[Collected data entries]

═══

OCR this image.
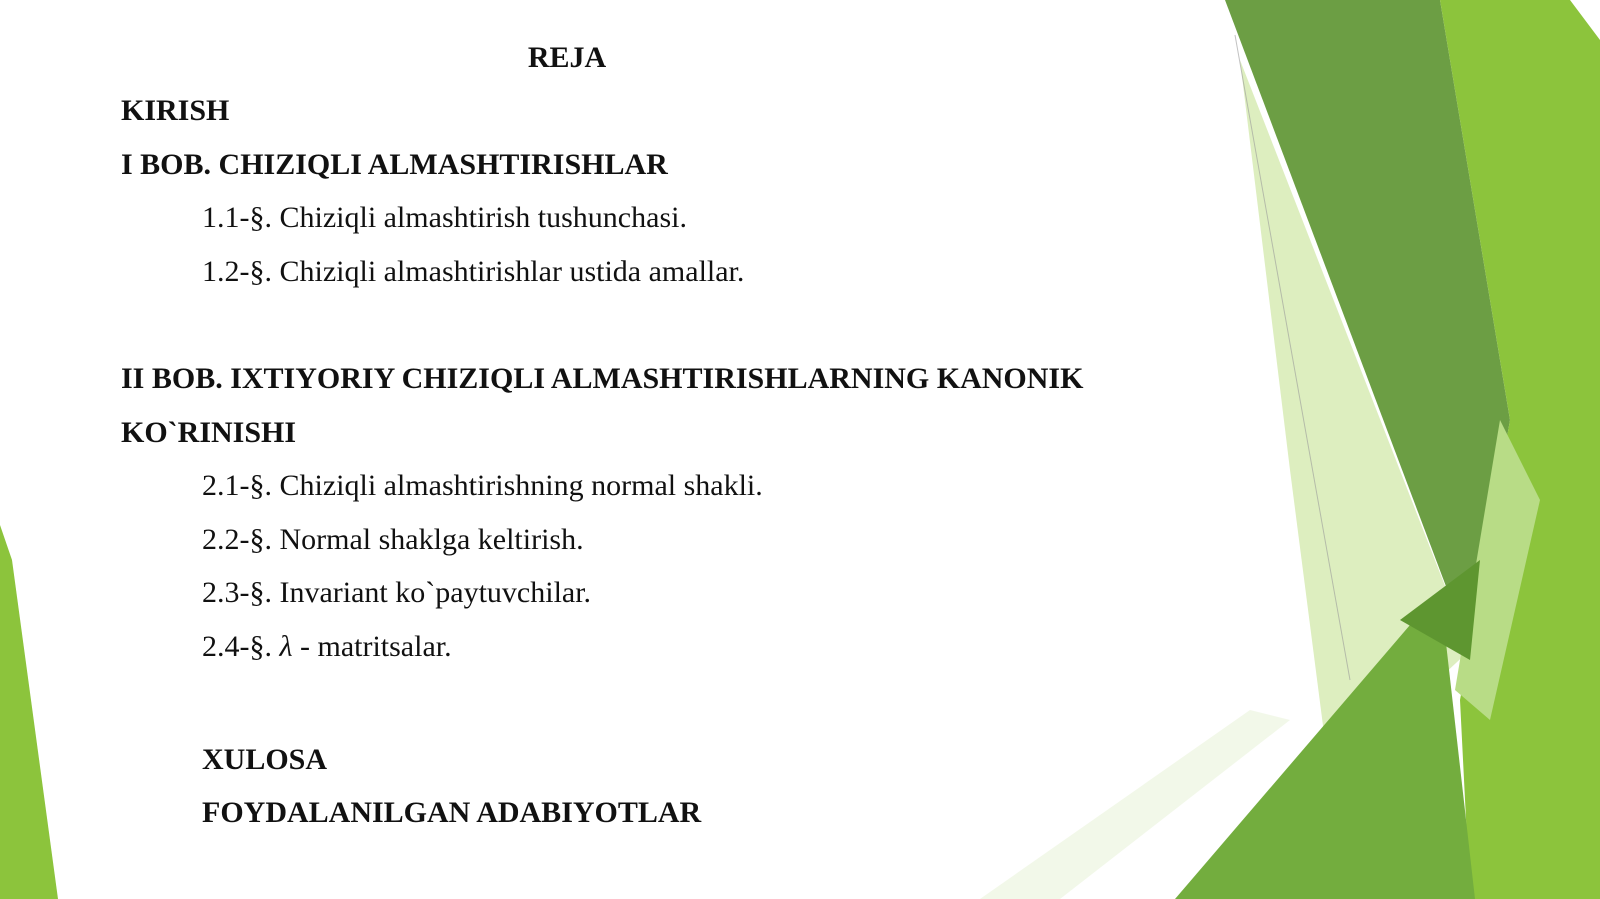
REJA
KIRISH
I BOB. CHIZIQLI ALMASHTIRISHLAR
1.1-§. Chiziqli almashtirish tushunchasi.
1.2-§. Chiziqli almashtirishlar ustida amallar.
II BOB. IXTIYORIY CHIZIQLI ALMASHTIRISHLARNING KANONIK
KO`RINISHI
2.1-§. Chiziqli almashtirishning normal shakli.
2.2-§. Normal shaklga keltirish.
2.3-§. Invariant ko`paytuvchilar.
2.4-§. λ - matritsalar.
XULOSA
FOYDALANILGAN ADABIYOTLAR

═══

Copy the entries exactly. Leave out the images.

The solution:
OCR this image.
REJA
KIRISH
I BOB. CHIZIQLI ALMASHTIRISHLAR
1.1-§. Chiziqli almashtirish tushunchasi.
1.2-§. Chiziqli almashtirishlar ustida amallar.
II BOB. IXTIYORIY CHIZIQLI ALMASHTIRISHLARNING KANONIK
KO`RINISHI
2.1-§. Chiziqli almashtirishning normal shakli.
2.2-§. Normal shaklga keltirish.
2.3-§. Invariant ko`paytuvchilar.
2.4-§. λ - matritsalar.
XULOSA
FOYDALANILGAN ADABIYOTLAR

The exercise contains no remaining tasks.